╭──

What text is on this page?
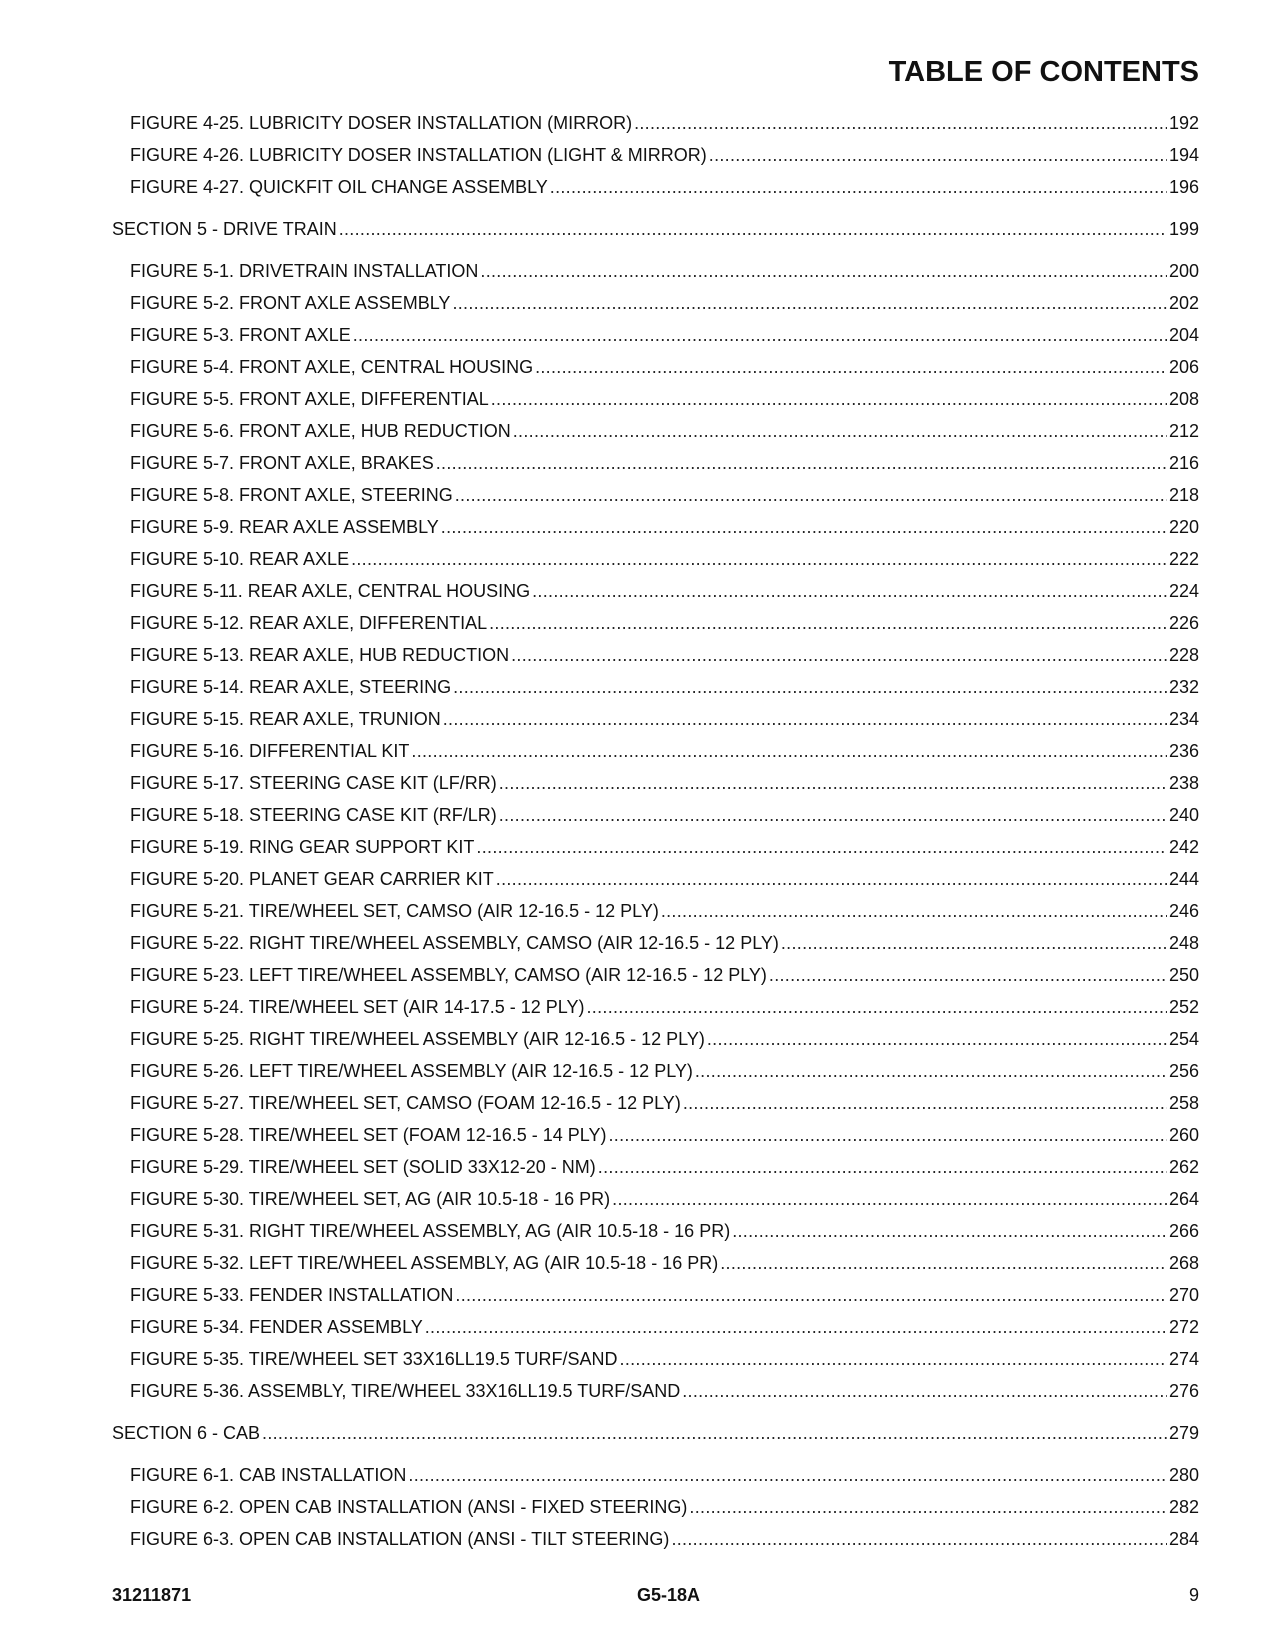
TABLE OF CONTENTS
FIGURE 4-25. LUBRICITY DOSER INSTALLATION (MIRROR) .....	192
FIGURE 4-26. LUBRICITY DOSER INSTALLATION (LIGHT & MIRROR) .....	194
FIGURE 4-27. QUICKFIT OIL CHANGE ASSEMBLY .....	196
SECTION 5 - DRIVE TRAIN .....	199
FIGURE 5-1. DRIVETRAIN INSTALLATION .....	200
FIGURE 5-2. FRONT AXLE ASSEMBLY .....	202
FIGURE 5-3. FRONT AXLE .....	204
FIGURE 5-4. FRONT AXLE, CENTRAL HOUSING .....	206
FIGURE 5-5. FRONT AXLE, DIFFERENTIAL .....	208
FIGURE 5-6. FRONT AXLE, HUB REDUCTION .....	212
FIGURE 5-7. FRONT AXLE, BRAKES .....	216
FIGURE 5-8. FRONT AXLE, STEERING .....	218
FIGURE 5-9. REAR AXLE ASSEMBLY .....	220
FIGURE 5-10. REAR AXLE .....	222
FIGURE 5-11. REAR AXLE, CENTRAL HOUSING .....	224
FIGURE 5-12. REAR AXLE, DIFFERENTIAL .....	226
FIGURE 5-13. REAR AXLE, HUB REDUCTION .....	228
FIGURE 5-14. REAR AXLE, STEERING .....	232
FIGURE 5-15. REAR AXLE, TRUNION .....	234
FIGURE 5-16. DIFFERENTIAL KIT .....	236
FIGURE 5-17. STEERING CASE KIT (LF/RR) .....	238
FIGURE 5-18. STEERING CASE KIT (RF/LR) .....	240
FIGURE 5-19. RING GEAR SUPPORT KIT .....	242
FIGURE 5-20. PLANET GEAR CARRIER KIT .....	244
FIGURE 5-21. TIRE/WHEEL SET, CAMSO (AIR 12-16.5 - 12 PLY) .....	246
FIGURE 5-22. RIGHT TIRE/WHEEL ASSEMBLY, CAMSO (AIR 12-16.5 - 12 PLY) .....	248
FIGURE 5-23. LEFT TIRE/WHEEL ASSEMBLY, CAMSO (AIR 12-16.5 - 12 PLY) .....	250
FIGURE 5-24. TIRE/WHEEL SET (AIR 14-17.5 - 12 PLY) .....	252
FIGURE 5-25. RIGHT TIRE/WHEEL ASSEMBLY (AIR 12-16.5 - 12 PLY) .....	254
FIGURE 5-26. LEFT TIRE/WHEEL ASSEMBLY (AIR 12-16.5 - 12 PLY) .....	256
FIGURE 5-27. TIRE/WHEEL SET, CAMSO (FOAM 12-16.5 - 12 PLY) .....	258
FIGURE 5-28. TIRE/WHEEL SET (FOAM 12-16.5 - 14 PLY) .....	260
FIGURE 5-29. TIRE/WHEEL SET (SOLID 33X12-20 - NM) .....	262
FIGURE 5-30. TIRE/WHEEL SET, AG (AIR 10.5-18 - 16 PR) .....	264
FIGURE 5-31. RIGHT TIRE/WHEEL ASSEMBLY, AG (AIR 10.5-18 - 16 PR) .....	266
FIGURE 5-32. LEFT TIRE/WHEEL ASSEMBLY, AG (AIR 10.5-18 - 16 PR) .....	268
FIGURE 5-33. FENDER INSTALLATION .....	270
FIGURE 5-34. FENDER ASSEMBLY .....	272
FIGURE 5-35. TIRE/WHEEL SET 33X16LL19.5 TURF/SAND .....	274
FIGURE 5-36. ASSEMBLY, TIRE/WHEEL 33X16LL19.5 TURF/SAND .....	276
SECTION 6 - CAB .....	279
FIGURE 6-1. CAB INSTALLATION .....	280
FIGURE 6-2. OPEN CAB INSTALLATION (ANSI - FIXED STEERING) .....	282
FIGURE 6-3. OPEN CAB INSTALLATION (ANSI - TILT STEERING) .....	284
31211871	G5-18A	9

╰──

Leave out the pictures and retype every line above exactly.

§ **OUTPUT**:
What text is on this page?
TABLE OF CONTENTS
FIGURE 4-25. LUBRICITY DOSER INSTALLATION (MIRROR) .....	192
FIGURE 4-26. LUBRICITY DOSER INSTALLATION (LIGHT & MIRROR) .....	194
FIGURE 4-27. QUICKFIT OIL CHANGE ASSEMBLY .....	196
SECTION 5 - DRIVE TRAIN .....	199
FIGURE 5-1. DRIVETRAIN INSTALLATION .....	200
FIGURE 5-2. FRONT AXLE ASSEMBLY .....	202
FIGURE 5-3. FRONT AXLE .....	204
FIGURE 5-4. FRONT AXLE, CENTRAL HOUSING .....	206
FIGURE 5-5. FRONT AXLE, DIFFERENTIAL .....	208
FIGURE 5-6. FRONT AXLE, HUB REDUCTION .....	212
FIGURE 5-7. FRONT AXLE, BRAKES .....	216
FIGURE 5-8. FRONT AXLE, STEERING .....	218
FIGURE 5-9. REAR AXLE ASSEMBLY .....	220
FIGURE 5-10. REAR AXLE .....	222
FIGURE 5-11. REAR AXLE, CENTRAL HOUSING .....	224
FIGURE 5-12. REAR AXLE, DIFFERENTIAL .....	226
FIGURE 5-13. REAR AXLE, HUB REDUCTION .....	228
FIGURE 5-14. REAR AXLE, STEERING .....	232
FIGURE 5-15. REAR AXLE, TRUNION .....	234
FIGURE 5-16. DIFFERENTIAL KIT .....	236
FIGURE 5-17. STEERING CASE KIT (LF/RR) .....	238
FIGURE 5-18. STEERING CASE KIT (RF/LR) .....	240
FIGURE 5-19. RING GEAR SUPPORT KIT .....	242
FIGURE 5-20. PLANET GEAR CARRIER KIT .....	244
FIGURE 5-21. TIRE/WHEEL SET, CAMSO (AIR 12-16.5 - 12 PLY) .....	246
FIGURE 5-22. RIGHT TIRE/WHEEL ASSEMBLY, CAMSO (AIR 12-16.5 - 12 PLY) .....	248
FIGURE 5-23. LEFT TIRE/WHEEL ASSEMBLY, CAMSO (AIR 12-16.5 - 12 PLY) .....	250
FIGURE 5-24. TIRE/WHEEL SET (AIR 14-17.5 - 12 PLY) .....	252
FIGURE 5-25. RIGHT TIRE/WHEEL ASSEMBLY (AIR 12-16.5 - 12 PLY) .....	254
FIGURE 5-26. LEFT TIRE/WHEEL ASSEMBLY (AIR 12-16.5 - 12 PLY) .....	256
FIGURE 5-27. TIRE/WHEEL SET, CAMSO (FOAM 12-16.5 - 12 PLY) .....	258
FIGURE 5-28. TIRE/WHEEL SET (FOAM 12-16.5 - 14 PLY) .....	260
FIGURE 5-29. TIRE/WHEEL SET (SOLID 33X12-20 - NM) .....	262
FIGURE 5-30. TIRE/WHEEL SET, AG (AIR 10.5-18 - 16 PR) .....	264
FIGURE 5-31. RIGHT TIRE/WHEEL ASSEMBLY, AG (AIR 10.5-18 - 16 PR) .....	266
FIGURE 5-32. LEFT TIRE/WHEEL ASSEMBLY, AG (AIR 10.5-18 - 16 PR) .....	268
FIGURE 5-33. FENDER INSTALLATION .....	270
FIGURE 5-34. FENDER ASSEMBLY .....	272
FIGURE 5-35. TIRE/WHEEL SET 33X16LL19.5 TURF/SAND .....	274
FIGURE 5-36. ASSEMBLY, TIRE/WHEEL 33X16LL19.5 TURF/SAND .....	276
SECTION 6 - CAB .....	279
FIGURE 6-1. CAB INSTALLATION .....	280
FIGURE 6-2. OPEN CAB INSTALLATION (ANSI - FIXED STEERING) .....	282
FIGURE 6-3. OPEN CAB INSTALLATION (ANSI - TILT STEERING) .....	284
31211871	G5-18A	9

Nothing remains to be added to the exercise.